TASK DESCRIPTION:
Scan the entries below. List each line with "forecast".

* START RECORD LIST *

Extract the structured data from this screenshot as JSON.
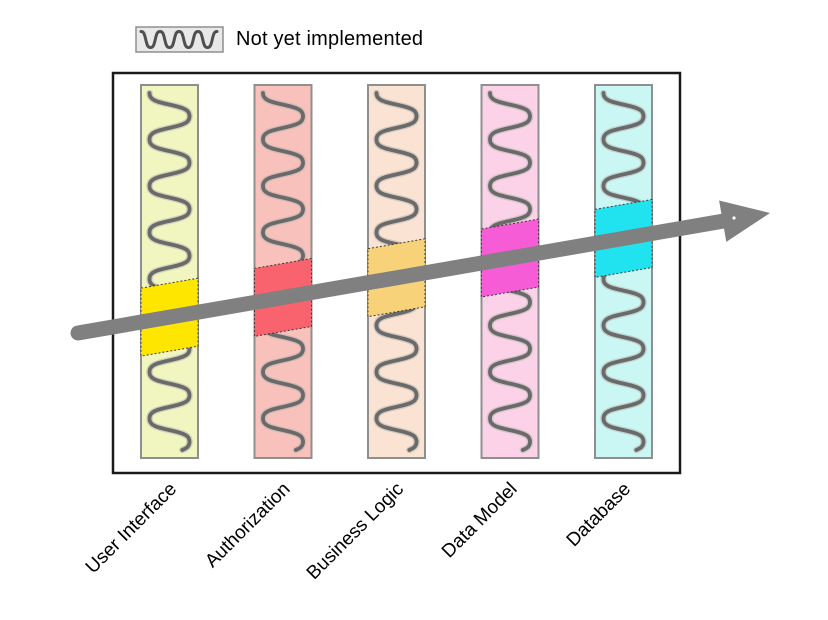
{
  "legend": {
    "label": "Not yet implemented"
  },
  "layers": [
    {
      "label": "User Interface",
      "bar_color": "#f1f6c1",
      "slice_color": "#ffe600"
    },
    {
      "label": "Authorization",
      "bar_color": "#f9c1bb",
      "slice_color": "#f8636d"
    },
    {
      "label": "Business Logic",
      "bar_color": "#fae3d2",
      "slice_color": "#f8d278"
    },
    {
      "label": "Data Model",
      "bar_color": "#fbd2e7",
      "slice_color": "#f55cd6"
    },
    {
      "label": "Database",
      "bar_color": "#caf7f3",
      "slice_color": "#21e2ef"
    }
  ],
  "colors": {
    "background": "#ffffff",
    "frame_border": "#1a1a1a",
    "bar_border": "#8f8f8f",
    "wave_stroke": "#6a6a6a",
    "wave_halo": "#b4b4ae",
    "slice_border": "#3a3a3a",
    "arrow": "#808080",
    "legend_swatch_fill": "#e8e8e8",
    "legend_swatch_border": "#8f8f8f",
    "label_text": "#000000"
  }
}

* END RECORD LIST *
* START RECORD LIST *

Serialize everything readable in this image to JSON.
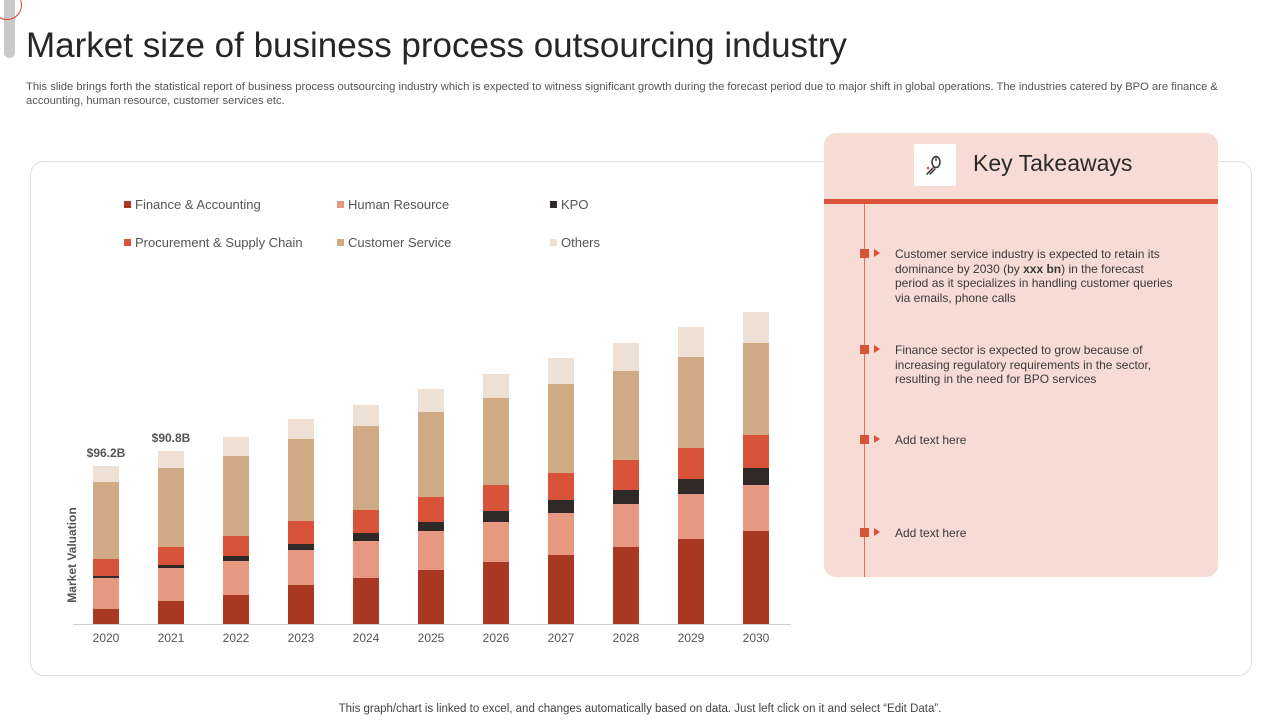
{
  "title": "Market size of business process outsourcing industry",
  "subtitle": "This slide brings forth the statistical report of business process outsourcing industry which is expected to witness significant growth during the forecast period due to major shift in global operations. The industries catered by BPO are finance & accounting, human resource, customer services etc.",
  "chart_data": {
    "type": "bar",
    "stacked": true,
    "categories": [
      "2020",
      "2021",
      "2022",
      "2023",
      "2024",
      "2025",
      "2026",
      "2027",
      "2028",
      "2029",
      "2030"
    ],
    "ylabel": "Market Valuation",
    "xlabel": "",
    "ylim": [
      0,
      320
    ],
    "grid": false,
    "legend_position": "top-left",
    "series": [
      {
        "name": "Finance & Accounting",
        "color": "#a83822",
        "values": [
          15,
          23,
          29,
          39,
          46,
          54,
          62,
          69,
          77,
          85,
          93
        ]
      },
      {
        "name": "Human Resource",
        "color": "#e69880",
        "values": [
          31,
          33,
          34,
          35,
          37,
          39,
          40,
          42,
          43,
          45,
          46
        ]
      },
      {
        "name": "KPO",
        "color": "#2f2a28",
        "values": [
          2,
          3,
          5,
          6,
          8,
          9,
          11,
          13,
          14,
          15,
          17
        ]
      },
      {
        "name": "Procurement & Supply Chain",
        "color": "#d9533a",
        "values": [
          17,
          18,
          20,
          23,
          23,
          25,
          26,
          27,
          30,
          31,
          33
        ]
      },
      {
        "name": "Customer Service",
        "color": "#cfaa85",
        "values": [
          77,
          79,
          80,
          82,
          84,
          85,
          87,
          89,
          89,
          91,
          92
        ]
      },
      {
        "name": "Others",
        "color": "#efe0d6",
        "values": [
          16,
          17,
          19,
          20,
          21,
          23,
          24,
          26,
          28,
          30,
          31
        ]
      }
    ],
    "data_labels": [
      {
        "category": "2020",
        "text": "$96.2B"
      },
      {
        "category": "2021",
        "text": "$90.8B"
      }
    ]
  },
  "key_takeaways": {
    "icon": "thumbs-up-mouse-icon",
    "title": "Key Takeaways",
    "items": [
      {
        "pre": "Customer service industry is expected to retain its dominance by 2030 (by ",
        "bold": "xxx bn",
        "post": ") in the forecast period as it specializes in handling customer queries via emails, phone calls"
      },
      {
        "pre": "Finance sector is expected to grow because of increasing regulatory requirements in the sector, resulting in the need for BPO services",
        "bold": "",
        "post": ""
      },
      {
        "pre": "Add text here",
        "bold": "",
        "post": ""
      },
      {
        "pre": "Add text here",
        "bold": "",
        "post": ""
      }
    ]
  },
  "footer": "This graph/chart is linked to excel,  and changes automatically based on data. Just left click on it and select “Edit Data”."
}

* END RECORD LIST *

THE COMPLETED TASK:
  "subtitle": "This slide brings forth the statistical report of business process outsourcing industry which is expected to witness significant growth during the forecast period due to major shift in global operations. The industries catered by BPO are finance & accounting, human resource, customer services etc.",
        "post": ") in the forecast period as it specializes in handling customer queries via emails, phone calls"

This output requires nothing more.